- **Your objective**:
Filter for the word "data" and keep each matching line.

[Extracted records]
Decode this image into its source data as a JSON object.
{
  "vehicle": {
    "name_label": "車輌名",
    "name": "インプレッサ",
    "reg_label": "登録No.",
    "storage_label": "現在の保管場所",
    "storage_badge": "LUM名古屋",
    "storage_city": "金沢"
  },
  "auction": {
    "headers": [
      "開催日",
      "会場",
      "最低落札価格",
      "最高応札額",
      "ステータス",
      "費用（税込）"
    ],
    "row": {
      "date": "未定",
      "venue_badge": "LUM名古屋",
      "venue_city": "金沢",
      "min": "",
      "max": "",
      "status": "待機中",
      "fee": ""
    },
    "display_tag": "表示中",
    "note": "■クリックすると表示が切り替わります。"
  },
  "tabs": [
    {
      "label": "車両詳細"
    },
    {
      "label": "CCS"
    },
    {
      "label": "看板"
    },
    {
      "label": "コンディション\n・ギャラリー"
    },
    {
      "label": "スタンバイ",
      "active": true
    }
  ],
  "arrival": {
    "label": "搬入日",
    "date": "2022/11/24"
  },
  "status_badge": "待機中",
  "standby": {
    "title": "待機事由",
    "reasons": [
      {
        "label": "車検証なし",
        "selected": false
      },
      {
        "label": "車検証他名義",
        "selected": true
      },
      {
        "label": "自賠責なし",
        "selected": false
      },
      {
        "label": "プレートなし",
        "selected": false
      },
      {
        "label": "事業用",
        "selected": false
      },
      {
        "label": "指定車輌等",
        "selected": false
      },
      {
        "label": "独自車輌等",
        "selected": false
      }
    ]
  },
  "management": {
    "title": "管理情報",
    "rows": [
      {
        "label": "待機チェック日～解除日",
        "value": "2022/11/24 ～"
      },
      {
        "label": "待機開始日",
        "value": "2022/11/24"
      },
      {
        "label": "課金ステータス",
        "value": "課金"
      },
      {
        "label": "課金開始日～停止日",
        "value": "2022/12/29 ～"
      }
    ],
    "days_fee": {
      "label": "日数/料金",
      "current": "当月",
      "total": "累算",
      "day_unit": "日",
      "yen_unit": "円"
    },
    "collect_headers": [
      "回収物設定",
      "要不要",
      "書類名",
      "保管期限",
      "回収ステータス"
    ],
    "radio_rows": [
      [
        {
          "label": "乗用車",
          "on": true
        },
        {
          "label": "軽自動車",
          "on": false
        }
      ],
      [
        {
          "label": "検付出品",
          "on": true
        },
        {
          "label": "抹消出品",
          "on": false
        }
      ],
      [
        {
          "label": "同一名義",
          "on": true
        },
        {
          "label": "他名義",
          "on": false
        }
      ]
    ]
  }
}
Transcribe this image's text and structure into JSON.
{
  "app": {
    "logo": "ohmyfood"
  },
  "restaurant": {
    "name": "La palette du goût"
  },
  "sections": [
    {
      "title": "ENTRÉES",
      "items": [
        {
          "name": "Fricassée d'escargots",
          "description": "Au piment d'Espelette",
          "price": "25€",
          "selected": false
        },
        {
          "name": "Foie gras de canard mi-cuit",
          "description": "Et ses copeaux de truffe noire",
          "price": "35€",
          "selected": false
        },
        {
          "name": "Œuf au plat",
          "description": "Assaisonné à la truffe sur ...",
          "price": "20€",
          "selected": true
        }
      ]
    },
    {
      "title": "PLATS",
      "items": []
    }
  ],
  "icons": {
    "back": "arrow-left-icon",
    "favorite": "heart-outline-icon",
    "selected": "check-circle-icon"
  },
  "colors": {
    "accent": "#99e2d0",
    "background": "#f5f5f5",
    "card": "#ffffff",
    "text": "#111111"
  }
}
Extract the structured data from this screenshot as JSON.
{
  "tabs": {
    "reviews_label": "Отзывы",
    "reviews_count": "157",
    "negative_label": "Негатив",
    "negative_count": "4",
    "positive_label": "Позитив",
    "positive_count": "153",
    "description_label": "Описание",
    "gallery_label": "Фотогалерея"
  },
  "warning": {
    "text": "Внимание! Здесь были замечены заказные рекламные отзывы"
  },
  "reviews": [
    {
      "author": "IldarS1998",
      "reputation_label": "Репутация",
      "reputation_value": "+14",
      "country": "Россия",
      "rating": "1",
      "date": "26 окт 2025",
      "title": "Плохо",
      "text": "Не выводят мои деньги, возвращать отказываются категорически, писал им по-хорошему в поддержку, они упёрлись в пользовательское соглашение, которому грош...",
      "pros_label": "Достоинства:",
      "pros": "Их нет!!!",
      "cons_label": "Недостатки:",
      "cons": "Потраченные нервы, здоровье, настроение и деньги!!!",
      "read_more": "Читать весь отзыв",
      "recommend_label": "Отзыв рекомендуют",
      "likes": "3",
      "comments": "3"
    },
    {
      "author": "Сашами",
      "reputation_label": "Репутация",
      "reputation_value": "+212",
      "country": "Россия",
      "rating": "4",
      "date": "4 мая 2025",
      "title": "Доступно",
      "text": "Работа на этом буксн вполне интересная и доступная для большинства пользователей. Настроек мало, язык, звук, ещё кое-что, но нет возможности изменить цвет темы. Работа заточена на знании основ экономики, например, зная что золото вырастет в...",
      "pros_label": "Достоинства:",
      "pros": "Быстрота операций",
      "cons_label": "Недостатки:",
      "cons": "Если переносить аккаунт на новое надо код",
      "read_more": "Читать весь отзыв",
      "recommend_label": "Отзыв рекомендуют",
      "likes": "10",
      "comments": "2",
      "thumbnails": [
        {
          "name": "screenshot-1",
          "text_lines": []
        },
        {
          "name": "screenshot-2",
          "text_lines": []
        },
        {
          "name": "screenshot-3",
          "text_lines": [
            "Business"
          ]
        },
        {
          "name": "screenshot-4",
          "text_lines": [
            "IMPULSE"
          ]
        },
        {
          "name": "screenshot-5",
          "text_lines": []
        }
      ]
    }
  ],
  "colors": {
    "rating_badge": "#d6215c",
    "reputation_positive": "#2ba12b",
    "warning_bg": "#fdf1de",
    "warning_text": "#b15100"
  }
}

- **The answer**:
Decode this image into its source data as a JSON object.
Extract the structured data from this screenshot as JSON.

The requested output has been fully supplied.